━━━ Records for the exercise ━━━

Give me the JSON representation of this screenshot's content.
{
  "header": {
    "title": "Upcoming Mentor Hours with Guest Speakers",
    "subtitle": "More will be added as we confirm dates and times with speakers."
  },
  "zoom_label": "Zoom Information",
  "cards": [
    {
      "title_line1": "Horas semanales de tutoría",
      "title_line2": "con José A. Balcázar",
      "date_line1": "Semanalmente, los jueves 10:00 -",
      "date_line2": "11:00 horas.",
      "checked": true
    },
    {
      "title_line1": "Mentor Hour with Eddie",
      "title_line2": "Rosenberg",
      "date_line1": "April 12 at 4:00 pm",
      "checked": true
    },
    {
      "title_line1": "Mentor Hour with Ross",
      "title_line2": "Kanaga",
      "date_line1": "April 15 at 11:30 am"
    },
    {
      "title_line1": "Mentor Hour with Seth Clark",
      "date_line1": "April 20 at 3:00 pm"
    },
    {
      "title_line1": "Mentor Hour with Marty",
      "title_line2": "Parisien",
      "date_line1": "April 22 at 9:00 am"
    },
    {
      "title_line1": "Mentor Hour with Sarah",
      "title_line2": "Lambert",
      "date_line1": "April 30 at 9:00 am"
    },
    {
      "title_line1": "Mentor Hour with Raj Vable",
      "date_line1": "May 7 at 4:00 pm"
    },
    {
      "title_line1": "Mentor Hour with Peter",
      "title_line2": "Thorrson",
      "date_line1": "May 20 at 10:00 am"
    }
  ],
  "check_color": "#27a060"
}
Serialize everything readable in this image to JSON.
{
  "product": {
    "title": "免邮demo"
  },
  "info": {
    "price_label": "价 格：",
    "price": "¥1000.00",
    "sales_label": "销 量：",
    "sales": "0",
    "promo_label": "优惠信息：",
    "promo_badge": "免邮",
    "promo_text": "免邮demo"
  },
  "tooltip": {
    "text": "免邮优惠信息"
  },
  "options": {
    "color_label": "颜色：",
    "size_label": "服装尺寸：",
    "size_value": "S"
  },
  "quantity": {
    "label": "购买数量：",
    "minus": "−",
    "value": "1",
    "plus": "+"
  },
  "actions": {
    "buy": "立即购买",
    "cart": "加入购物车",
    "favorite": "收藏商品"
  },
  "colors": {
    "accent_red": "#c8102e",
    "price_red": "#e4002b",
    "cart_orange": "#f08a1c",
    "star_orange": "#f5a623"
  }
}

━━━

The request
Give exactly the lines from the one with "Serialize everything readable" to the end of the entries, nothing before them.

Answer for the task
Serialize everything readable in this image to JSON.
{
  "product": {
    "title": "免邮demo"
  },
  "info": {
    "price_label": "价 格：",
    "price": "¥1000.00",
    "sales_label": "销 量：",
    "sales": "0",
    "promo_label": "优惠信息：",
    "promo_badge": "免邮",
    "promo_text": "免邮demo"
  },
  "tooltip": {
    "text": "免邮优惠信息"
  },
  "options": {
    "color_label": "颜色：",
    "size_label": "服装尺寸：",
    "size_value": "S"
  },
  "quantity": {
    "label": "购买数量：",
    "minus": "−",
    "value": "1",
    "plus": "+"
  },
  "actions": {
    "buy": "立即购买",
    "cart": "加入购物车",
    "favorite": "收藏商品"
  },
  "colors": {
    "accent_red": "#c8102e",
    "price_red": "#e4002b",
    "cart_orange": "#f08a1c",
    "star_orange": "#f5a623"
  }
}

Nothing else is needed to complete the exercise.